----- Supplied entries -----
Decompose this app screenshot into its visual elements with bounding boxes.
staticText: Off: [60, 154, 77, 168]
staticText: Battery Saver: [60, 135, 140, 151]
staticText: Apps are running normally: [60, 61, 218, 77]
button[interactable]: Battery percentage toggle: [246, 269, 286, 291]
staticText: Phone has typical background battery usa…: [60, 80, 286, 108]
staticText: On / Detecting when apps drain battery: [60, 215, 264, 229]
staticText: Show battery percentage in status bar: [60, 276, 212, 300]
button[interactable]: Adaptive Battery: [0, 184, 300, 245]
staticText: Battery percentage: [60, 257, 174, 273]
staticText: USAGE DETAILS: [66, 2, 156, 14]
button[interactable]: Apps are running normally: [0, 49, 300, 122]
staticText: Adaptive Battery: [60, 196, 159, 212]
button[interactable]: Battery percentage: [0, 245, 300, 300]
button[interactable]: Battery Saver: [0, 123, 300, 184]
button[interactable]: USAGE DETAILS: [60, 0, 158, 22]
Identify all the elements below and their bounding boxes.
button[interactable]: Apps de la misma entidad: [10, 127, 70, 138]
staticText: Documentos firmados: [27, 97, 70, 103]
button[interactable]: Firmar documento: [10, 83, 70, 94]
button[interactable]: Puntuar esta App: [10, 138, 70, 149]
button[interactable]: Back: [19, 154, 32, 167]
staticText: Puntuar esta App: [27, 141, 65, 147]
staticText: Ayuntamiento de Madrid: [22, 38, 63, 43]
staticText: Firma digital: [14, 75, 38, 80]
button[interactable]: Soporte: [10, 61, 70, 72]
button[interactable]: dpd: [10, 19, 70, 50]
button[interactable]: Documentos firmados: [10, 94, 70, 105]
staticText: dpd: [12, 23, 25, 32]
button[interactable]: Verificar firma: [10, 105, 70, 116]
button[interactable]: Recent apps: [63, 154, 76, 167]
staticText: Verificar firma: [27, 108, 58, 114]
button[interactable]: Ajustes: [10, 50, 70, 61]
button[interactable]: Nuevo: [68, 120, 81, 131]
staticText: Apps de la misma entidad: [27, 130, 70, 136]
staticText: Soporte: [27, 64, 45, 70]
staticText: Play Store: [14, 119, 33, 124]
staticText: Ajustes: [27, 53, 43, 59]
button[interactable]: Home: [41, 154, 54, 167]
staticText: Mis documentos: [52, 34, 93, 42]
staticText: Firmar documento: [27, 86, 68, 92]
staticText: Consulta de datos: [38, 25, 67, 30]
-----
Aim of the exercise: Return every line of the entries above, reproducing each one precisely as it appears.

Output for this exercise:
Decompose this app screenshot into its visual elements with bounding boxes.
staticText: Off: [60, 154, 77, 168]
staticText: Battery Saver: [60, 135, 140, 151]
staticText: Apps are running normally: [60, 61, 218, 77]
button[interactable]: Battery percentage toggle: [246, 269, 286, 291]
staticText: Phone has typical background battery usa…: [60, 80, 286, 108]
staticText: On / Detecting when apps drain battery: [60, 215, 264, 229]
staticText: Show battery percentage in status bar: [60, 276, 212, 300]
button[interactable]: Adaptive Battery: [0, 184, 300, 245]
staticText: Battery percentage: [60, 257, 174, 273]
staticText: USAGE DETAILS: [66, 2, 156, 14]
button[interactable]: Apps are running normally: [0, 49, 300, 122]
staticText: Adaptive Battery: [60, 196, 159, 212]
button[interactable]: Battery percentage: [0, 245, 300, 300]
button[interactable]: Battery Saver: [0, 123, 300, 184]
button[interactable]: USAGE DETAILS: [60, 0, 158, 22]
Identify all the elements below and their bounding boxes.
button[interactable]: Apps de la misma entidad: [10, 127, 70, 138]
staticText: Documentos firmados: [27, 97, 70, 103]
button[interactable]: Firmar documento: [10, 83, 70, 94]
button[interactable]: Puntuar esta App: [10, 138, 70, 149]
button[interactable]: Back: [19, 154, 32, 167]
staticText: Puntuar esta App: [27, 141, 65, 147]
staticText: Ayuntamiento de Madrid: [22, 38, 63, 43]
staticText: Firma digital: [14, 75, 38, 80]
button[interactable]: Soporte: [10, 61, 70, 72]
button[interactable]: dpd: [10, 19, 70, 50]
button[interactable]: Documentos firmados: [10, 94, 70, 105]
staticText: dpd: [12, 23, 25, 32]
button[interactable]: Verificar firma: [10, 105, 70, 116]
button[interactable]: Recent apps: [63, 154, 76, 167]
staticText: Verificar firma: [27, 108, 58, 114]
button[interactable]: Ajustes: [10, 50, 70, 61]
button[interactable]: Nuevo: [68, 120, 81, 131]
staticText: Apps de la misma entidad: [27, 130, 70, 136]
staticText: Soporte: [27, 64, 45, 70]
staticText: Play Store: [14, 119, 33, 124]
staticText: Ajustes: [27, 53, 43, 59]
button[interactable]: Home: [41, 154, 54, 167]
staticText: Mis documentos: [52, 34, 93, 42]
staticText: Firmar documento: [27, 86, 68, 92]
staticText: Consulta de datos: [38, 25, 67, 30]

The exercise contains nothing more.